··· Raw data

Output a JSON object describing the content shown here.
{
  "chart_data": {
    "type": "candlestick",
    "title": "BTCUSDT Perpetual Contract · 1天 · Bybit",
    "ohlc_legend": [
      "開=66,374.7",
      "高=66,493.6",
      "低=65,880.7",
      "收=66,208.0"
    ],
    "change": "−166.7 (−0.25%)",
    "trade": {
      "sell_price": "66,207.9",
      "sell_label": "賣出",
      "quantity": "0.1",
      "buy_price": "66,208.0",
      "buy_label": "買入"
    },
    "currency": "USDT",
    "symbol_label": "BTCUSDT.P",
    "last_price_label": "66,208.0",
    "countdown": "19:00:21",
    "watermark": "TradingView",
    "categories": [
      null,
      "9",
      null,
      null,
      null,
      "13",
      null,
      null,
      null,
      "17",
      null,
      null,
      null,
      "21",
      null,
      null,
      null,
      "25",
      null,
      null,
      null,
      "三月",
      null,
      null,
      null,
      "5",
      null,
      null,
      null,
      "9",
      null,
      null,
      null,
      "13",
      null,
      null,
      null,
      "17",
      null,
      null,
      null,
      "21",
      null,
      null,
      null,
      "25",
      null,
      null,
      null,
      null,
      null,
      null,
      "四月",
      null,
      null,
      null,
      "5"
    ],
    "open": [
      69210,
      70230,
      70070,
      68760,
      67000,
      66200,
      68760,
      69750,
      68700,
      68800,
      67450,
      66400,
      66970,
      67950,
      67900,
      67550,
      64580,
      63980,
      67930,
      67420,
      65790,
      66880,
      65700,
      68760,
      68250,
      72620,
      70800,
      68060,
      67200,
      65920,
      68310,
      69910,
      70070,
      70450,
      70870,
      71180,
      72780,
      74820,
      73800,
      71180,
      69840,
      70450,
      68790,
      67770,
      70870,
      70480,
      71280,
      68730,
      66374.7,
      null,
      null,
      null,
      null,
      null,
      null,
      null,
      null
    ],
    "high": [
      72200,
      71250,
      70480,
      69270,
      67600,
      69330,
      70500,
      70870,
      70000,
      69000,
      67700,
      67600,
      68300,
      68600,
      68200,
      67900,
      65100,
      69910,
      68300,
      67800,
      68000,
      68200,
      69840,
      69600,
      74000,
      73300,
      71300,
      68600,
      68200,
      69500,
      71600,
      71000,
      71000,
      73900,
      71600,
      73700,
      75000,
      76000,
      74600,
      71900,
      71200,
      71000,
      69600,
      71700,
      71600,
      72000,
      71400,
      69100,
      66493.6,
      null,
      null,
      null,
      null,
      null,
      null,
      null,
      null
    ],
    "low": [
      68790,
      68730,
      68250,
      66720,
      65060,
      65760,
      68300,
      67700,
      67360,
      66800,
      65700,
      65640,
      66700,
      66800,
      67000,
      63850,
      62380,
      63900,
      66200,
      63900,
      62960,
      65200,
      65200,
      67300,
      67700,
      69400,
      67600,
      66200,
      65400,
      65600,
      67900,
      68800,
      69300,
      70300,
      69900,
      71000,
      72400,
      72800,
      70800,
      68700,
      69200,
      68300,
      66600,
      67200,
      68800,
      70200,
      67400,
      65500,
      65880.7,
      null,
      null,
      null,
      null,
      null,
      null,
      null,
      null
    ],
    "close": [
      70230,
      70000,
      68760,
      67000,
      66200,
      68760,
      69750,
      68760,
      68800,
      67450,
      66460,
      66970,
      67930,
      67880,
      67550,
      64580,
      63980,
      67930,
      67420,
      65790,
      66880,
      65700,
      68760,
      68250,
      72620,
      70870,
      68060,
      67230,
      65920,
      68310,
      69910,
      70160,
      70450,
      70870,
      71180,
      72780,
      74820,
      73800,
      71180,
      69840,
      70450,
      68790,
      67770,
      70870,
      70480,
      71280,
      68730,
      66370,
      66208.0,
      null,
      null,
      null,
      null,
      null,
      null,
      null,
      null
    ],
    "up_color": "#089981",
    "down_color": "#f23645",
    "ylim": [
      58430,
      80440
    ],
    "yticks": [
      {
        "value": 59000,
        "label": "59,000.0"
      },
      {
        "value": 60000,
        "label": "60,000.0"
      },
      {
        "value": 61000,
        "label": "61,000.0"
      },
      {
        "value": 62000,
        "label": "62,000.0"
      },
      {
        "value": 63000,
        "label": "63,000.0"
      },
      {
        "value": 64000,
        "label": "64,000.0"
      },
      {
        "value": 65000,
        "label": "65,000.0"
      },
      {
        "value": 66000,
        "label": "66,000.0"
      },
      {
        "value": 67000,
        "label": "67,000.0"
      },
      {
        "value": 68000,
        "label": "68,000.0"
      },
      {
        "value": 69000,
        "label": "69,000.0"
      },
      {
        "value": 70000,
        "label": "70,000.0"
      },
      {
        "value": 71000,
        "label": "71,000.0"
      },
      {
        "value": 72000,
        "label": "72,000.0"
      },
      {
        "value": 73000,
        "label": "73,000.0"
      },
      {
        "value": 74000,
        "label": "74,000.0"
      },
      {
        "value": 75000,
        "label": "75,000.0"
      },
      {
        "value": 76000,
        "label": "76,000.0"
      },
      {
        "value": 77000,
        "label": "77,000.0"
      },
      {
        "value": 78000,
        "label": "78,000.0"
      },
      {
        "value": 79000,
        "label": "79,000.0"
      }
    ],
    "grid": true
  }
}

······

**Exercise**
The word "BTCUSDT" may appear on some lines of these records; state how many such lines there are, and nothing else.

**Written answer**
2